> **DIRECTIVE**: Copy verbatim the stretch of the entries from the line containing "Text: Ambigious regions" through the line containing "Text: BIN= 29: BIN= 29 [1109,517,1174,531]", including both of those lines.

━━━

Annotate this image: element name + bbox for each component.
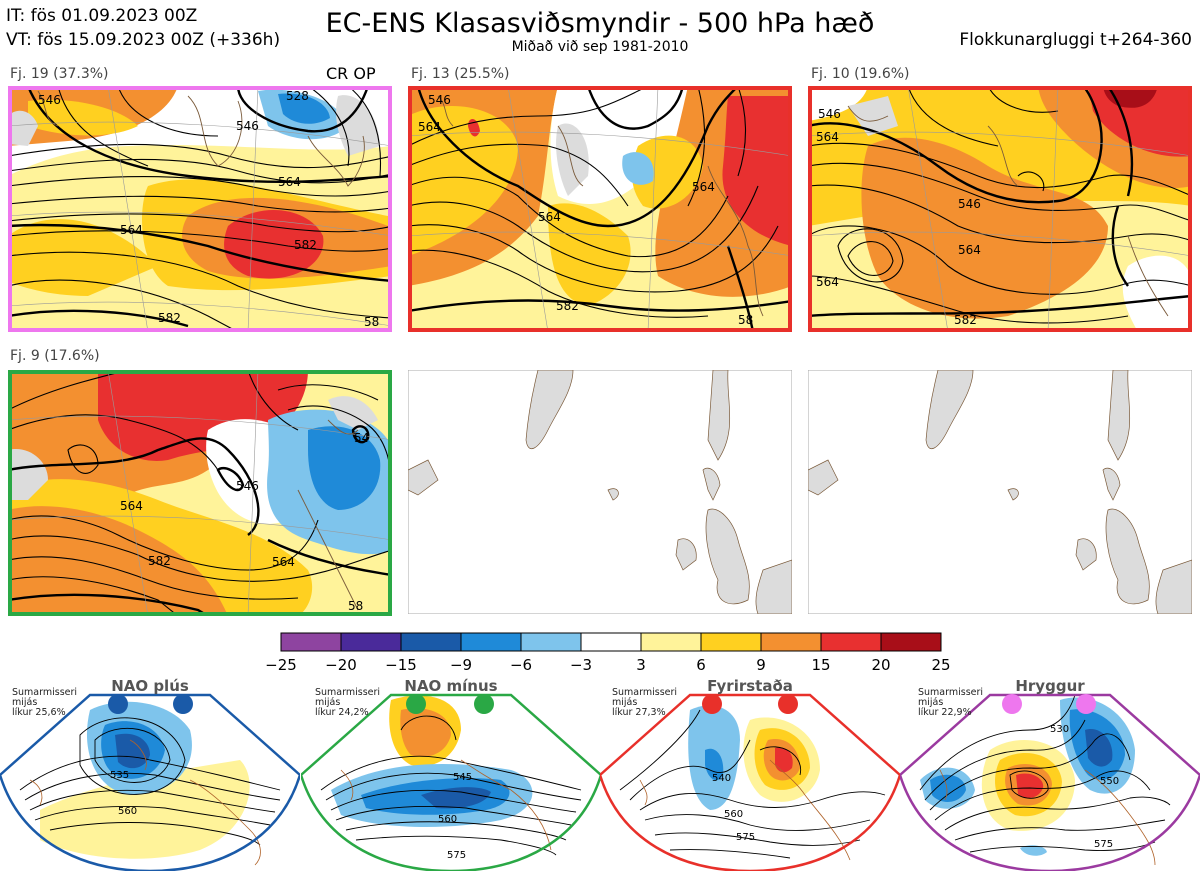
panel-label-2: Fj. 13 (25.5%) [411,66,510,82]
colorbar-tick-label: 3 [636,656,646,674]
contour-label: 564 [692,180,715,194]
contour-label: 54 [354,431,369,445]
contour-label: 564 [816,275,839,289]
contour-label: 546 [428,93,451,107]
regime-title: NAO mínus [404,677,498,695]
colorbar-swatch [700,632,762,652]
contour-label: 560 [724,809,743,820]
contour-label: 582 [158,311,181,325]
contour-label: 575 [1094,839,1113,850]
colorbar-tick-label: −9 [449,656,473,674]
contour-label: 582 [954,313,977,327]
colorbar-tick-label: −25 [265,656,297,674]
colorbar-swatch [400,632,462,652]
colorbar-swatch [280,632,342,652]
colorbar-swatch [460,632,522,652]
header-times: IT: fös 01.09.2023 00Z VT: fös 15.09.202… [6,4,280,52]
contour-label: 564 [958,243,981,257]
colorbar-tick-label: 20 [871,656,891,674]
contour-label: 58 [364,315,379,329]
contour-label: 58 [738,313,753,327]
classification-window: Flokkunargluggi t+264-360 [959,30,1192,50]
regime-note: Sumarmisseri mijás líkur 27,3% [612,687,678,718]
empty-map-5 [408,370,792,614]
cluster-map-1: 528 546 564 564 582 582 546 58 [8,86,392,332]
contour-label: 575 [447,850,466,861]
contour-label: 564 [418,120,441,134]
colorbar-swatch [820,632,882,652]
regime-title: Fyrirstaða [707,677,793,695]
panel-border [808,86,1192,332]
contour-label: 530 [1050,724,1069,735]
contour-label: 564 [120,223,143,237]
contour-label: 535 [110,770,129,781]
panel-border [408,86,792,332]
colorbar-tick-label: 9 [756,656,766,674]
panel-border [8,86,392,332]
contour-label: 560 [118,806,137,817]
regime-title: NAO plús [111,677,189,695]
contour-label: 550 [1100,776,1119,787]
colorbar-swatch [580,632,642,652]
colorbar-tick-label: −15 [385,656,417,674]
contour-label: 564 [272,555,295,569]
contour-label: 564 [120,499,143,513]
page-subtitle: Miðað við sep 1981-2010 [511,39,689,55]
init-time: IT: fös 01.09.2023 00Z [6,6,198,26]
empty-map-6 [808,370,1192,614]
contour-label: 564 [538,210,561,224]
colorbar-tick-label: −3 [569,656,593,674]
regime-blocking: 540 560 575 Fyrirstaða Sumarmisseri mijás… [600,677,900,871]
colorbar-tick-label: 6 [696,656,706,674]
regime-title: Hryggur [1015,677,1085,695]
panel-border [8,370,392,616]
regime-note: Sumarmisseri mijás líkur 25,6% [12,687,78,718]
colorbar-tick-label: 15 [811,656,831,674]
regime-ridge: 530 550 575 Hryggur Sumarmisseri mijás lík… [900,677,1200,871]
contour-label: 564 [816,130,839,144]
contour-label: 58 [348,599,363,613]
contour-label: 582 [556,299,579,313]
contour-label: 575 [736,832,755,843]
contour-label: 546 [236,479,259,493]
colorbar-swatch [340,632,402,652]
colorbar-swatch [880,632,942,652]
contour-label: 582 [148,554,171,568]
regime-nao-plus: 535 560 NAO plús Sumarmisseri mijás líkur … [0,677,300,871]
cluster-map-4: 546 564 564 582 58 54 [8,370,392,616]
contour-label: 546 [236,119,259,133]
control-operational-marker: CR OP [326,64,376,83]
contour-label: 546 [38,93,61,107]
colorbar-swatch [520,632,582,652]
contour-label: 564 [278,175,301,189]
contour-label: 540 [712,773,731,784]
regime-nao-minus: 545 560 575 NAO mínus Sumarmisseri mijás l… [301,677,601,871]
panel-label-3: Fj. 10 (19.6%) [811,66,910,82]
cluster-map-3: 546 564 564 564 582 546 [808,86,1192,332]
regime-note: Sumarmisseri mijás líkur 24,2% [315,687,381,718]
page-title: EC-ENS Klasasviðsmyndir - 500 hPa hæð [325,8,875,39]
cluster-map-2: 546 564 564 564 582 58 [408,86,792,332]
colorbar-tick-label: −6 [509,656,533,674]
contour-label: 528 [286,89,309,103]
valid-time: VT: fös 15.09.2023 00Z (+336h) [6,30,281,50]
colorbar [280,632,942,652]
regime-note: Sumarmisseri mijás líkur 22,9% [918,687,984,718]
colorbar-swatch [640,632,702,652]
contour-label: 545 [453,772,472,783]
panel-label-4: Fj. 9 (17.6%) [10,348,100,364]
contour-label: 582 [294,238,317,252]
contour-label: 546 [818,107,841,121]
colorbar-tick-label: −20 [325,656,357,674]
contour-label: 546 [958,197,981,211]
panel-label-1: Fj. 19 (37.3%) [10,66,109,82]
colorbar-swatch [760,632,822,652]
contour-label: 560 [438,814,457,825]
colorbar-tick-label: 25 [931,656,951,674]
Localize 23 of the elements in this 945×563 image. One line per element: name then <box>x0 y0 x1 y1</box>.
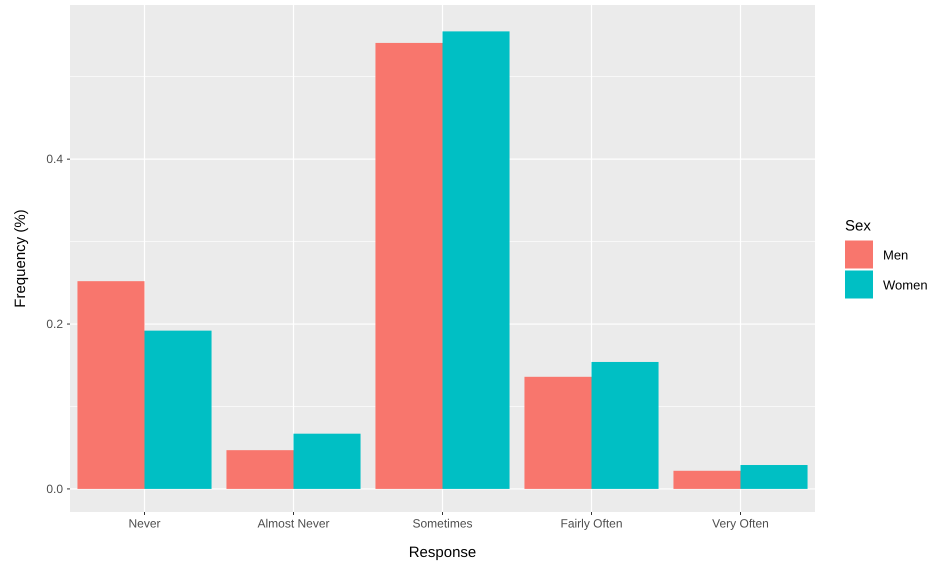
legend-title: Sex <box>845 218 872 234</box>
bar <box>673 470 740 489</box>
x-axis-title: Response <box>408 544 476 561</box>
x-tick-label: Fairly Often <box>560 516 623 531</box>
bar <box>294 434 361 489</box>
bar <box>144 330 212 489</box>
x-tick-label: Almost Never <box>257 516 330 531</box>
x-tick-label: Never <box>128 516 161 531</box>
y-tick-label: 0.2 <box>46 316 64 331</box>
y-tick-label: 0.0 <box>46 482 64 496</box>
legend-label: Men <box>883 248 908 262</box>
y-tick-label: 0.4 <box>46 152 64 166</box>
y-axis-title: Frequency (%) <box>12 209 29 308</box>
bar <box>226 450 294 489</box>
bar <box>740 465 808 489</box>
bar <box>375 42 442 489</box>
bar <box>442 31 510 489</box>
bar <box>77 281 144 489</box>
bar <box>524 376 592 489</box>
legend-label: Women <box>883 278 928 292</box>
bar <box>592 362 659 489</box>
x-tick-label: Very Often <box>712 516 769 531</box>
x-tick-label: Sometimes <box>412 516 473 531</box>
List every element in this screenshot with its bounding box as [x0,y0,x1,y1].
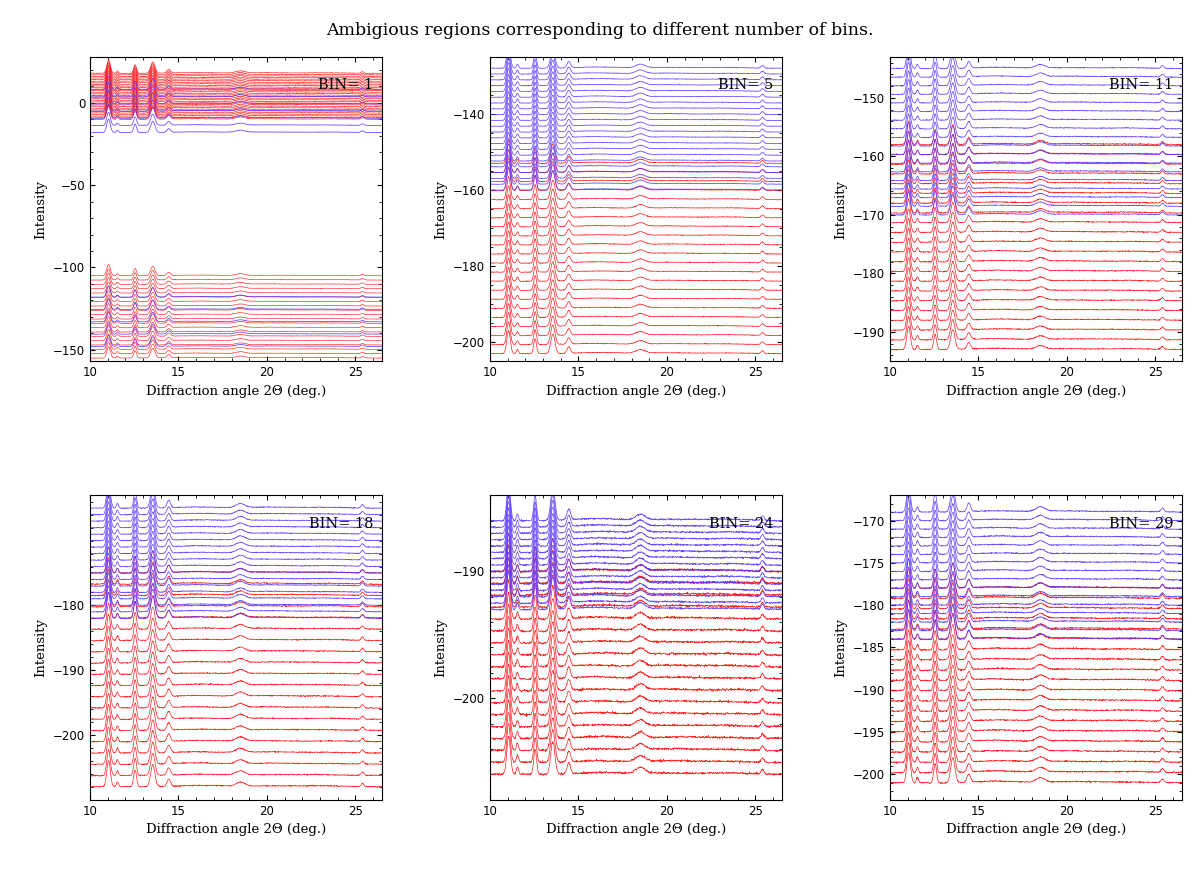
Text: Ambigious regions corresponding to different number of bins.: Ambigious regions corresponding to diffe… [326,22,874,38]
X-axis label: Diffraction angle 2Θ (deg.): Diffraction angle 2Θ (deg.) [146,385,326,398]
Text: BIN= 29: BIN= 29 [1109,517,1174,531]
Y-axis label: Intensity: Intensity [834,618,847,677]
Y-axis label: Intensity: Intensity [834,179,847,239]
Y-axis label: Intensity: Intensity [434,179,448,239]
Text: BIN= 18: BIN= 18 [308,517,373,531]
Text: BIN= 24: BIN= 24 [709,517,773,531]
Text: BIN= 5: BIN= 5 [718,78,773,92]
X-axis label: Diffraction angle 2Θ (deg.): Diffraction angle 2Θ (deg.) [946,823,1126,836]
Y-axis label: Intensity: Intensity [434,618,448,677]
Y-axis label: Intensity: Intensity [35,179,48,239]
X-axis label: Diffraction angle 2Θ (deg.): Diffraction angle 2Θ (deg.) [146,823,326,836]
X-axis label: Diffraction angle 2Θ (deg.): Diffraction angle 2Θ (deg.) [546,823,726,836]
Text: BIN= 1: BIN= 1 [318,78,373,92]
Text: BIN= 11: BIN= 11 [1109,78,1174,92]
X-axis label: Diffraction angle 2Θ (deg.): Diffraction angle 2Θ (deg.) [946,385,1126,398]
Y-axis label: Intensity: Intensity [35,618,47,677]
X-axis label: Diffraction angle 2Θ (deg.): Diffraction angle 2Θ (deg.) [546,385,726,398]
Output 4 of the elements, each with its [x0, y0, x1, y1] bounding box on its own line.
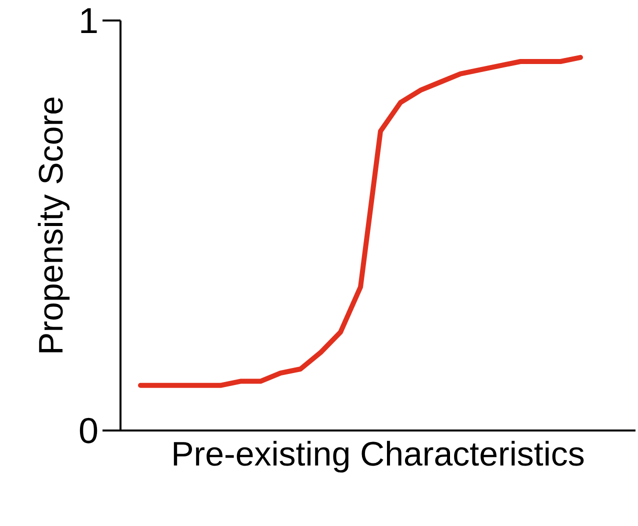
y-tick-label: 0 — [78, 410, 99, 451]
y-axis-title: Propensity Score — [32, 96, 70, 355]
x-axis-title: Pre-existing Characteristics — [171, 436, 585, 474]
y-tick-label: 1 — [78, 0, 99, 41]
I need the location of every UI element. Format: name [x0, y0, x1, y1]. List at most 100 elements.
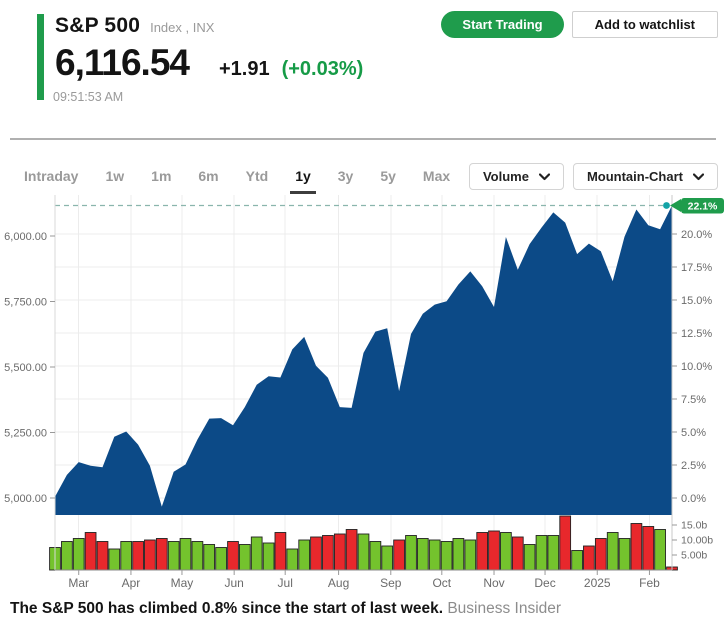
percent-axis-label: 17.5% [681, 262, 712, 274]
quote-timestamp: 09:51:53 AM [53, 90, 124, 104]
volume-bar [357, 533, 370, 571]
quote-header: S&P 500 Index , INX 6,116.54 +1.91 (+0.0… [53, 14, 363, 104]
volume-bar [523, 544, 536, 571]
price-area-series [55, 205, 672, 515]
percent-axis-label: 2.5% [681, 460, 706, 472]
caption: The S&P 500 has climbed 0.8% since the s… [10, 600, 561, 618]
current-price-marker [663, 202, 670, 209]
volume-bar [369, 541, 382, 571]
volume-bar [500, 532, 512, 571]
price-change: +1.91 [218, 58, 270, 80]
caption-source: Business Insider [447, 600, 562, 617]
volume-bar [179, 538, 192, 571]
price-axis-label: 6,000.00 [4, 231, 47, 243]
volume-bar [547, 535, 560, 571]
volume-bar [215, 547, 227, 571]
add-to-watchlist-button[interactable]: Add to watchlist [571, 11, 718, 38]
chart-type-dropdown[interactable]: Mountain-Chart [572, 163, 718, 190]
price-axis-label: 5,250.00 [4, 428, 47, 440]
volume-bar [559, 515, 572, 571]
chevron-down-icon [693, 172, 704, 180]
volume-bar [630, 523, 643, 571]
month-label: 2025 [584, 576, 611, 590]
range-tab-1y[interactable]: 1y [290, 168, 316, 194]
range-tab-5y[interactable]: 5y [380, 168, 396, 184]
start-trading-button[interactable]: Start Trading [441, 11, 564, 38]
volume-bar [155, 538, 168, 571]
range-tab-3y[interactable]: 3y [337, 168, 354, 184]
volume-bar [606, 532, 619, 571]
percent-axis-label: 10.0% [681, 361, 712, 373]
price-axis-label: 5,750.00 [4, 297, 47, 309]
brand-accent-bar [37, 14, 44, 100]
volume-bar [250, 536, 263, 571]
header-actions: Start Trading Add to watchlist [441, 11, 718, 38]
month-label: Jun [224, 576, 243, 590]
month-label: Oct [432, 576, 451, 590]
volume-bar [440, 541, 453, 571]
volume-axis-label: 15.0b [681, 520, 707, 532]
volume-bar [618, 538, 631, 571]
volume-bar [72, 538, 85, 571]
price-axis-label: 5,500.00 [4, 362, 47, 374]
range-tab-max[interactable]: Max [422, 168, 451, 184]
volume-bar [381, 545, 394, 571]
volume-bar [476, 532, 489, 571]
volume-bar [405, 535, 417, 571]
month-label: Aug [328, 576, 349, 590]
change-badge [681, 197, 724, 214]
volume-bar [416, 538, 429, 571]
month-label: Dec [534, 576, 555, 590]
instrument-subtitle: Index , INX [150, 20, 215, 35]
volume-bar [203, 544, 216, 571]
chart-type-dropdown-label: Mountain-Chart [586, 169, 683, 184]
month-label: Feb [639, 576, 660, 590]
volume-bar [333, 533, 346, 571]
volume-bar [535, 535, 548, 571]
volume-bar [428, 539, 441, 571]
volume-bar [84, 532, 97, 571]
volume-bar [96, 541, 109, 571]
volume-bar [452, 538, 465, 571]
percent-axis-label: 0.0% [681, 493, 706, 505]
range-tab-1w[interactable]: 1w [105, 168, 125, 184]
volume-dropdown-label: Volume [482, 169, 529, 184]
volume-bar [191, 541, 204, 571]
month-label: Nov [483, 576, 504, 590]
range-tab-ytd[interactable]: Ytd [245, 168, 269, 184]
percent-axis-label: 12.5% [681, 328, 712, 340]
range-tab-intraday[interactable]: Intraday [24, 168, 79, 184]
percent-axis-label: 7.5% [681, 394, 706, 406]
price-volume-chart[interactable]: 6,000.00 5,750.00 5,500.00 5,250.00 5,000.00… [0, 190, 726, 595]
instrument-title: S&P 500 [55, 14, 141, 37]
time-range-tabs: Intraday 1w 1m 6m Ytd 1y 3y 5y Max [24, 168, 451, 194]
volume-bar [642, 526, 655, 571]
range-tab-1m[interactable]: 1m [151, 168, 172, 184]
change-badge-arrow [670, 198, 681, 212]
month-label: Jul [278, 576, 293, 590]
price-axis-label: 5,000.00 [4, 493, 47, 505]
month-label: Sep [380, 576, 402, 590]
volume-axis-label: 5.00b [681, 550, 707, 562]
header-divider [10, 138, 716, 140]
volume-bar [511, 536, 524, 571]
month-label: Apr [122, 576, 141, 590]
range-tab-6m[interactable]: 6m [198, 168, 219, 184]
volume-dropdown[interactable]: Volume [468, 163, 564, 190]
volume-bar [61, 541, 73, 571]
volume-bar [393, 539, 405, 571]
volume-bar [594, 538, 607, 571]
last-price: 6,116.54 [55, 42, 190, 83]
change-badge-label: 22.1% [688, 200, 718, 212]
volume-bar [322, 535, 334, 571]
volume-bar [144, 539, 156, 571]
volume-bar [286, 548, 299, 571]
volume-bar [120, 541, 133, 571]
volume-bar [310, 536, 322, 571]
percent-axis-label: 5.0% [681, 427, 706, 439]
volume-bar [167, 541, 180, 571]
month-label: Mar [68, 576, 89, 590]
volume-bar [298, 539, 311, 571]
volume-bar [571, 550, 583, 571]
volume-bar [132, 541, 144, 571]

━━━

> **TASK OUTPUT**:
Text: Ambigious regions corresponding to different number of bins.: Ambigious regions corresponding to diffe… [326,22,874,38]
X-axis label: Diffraction angle 2Θ (deg.): Diffraction angle 2Θ (deg.) [146,385,326,398]
Text: BIN= 29: BIN= 29 [1109,517,1174,531]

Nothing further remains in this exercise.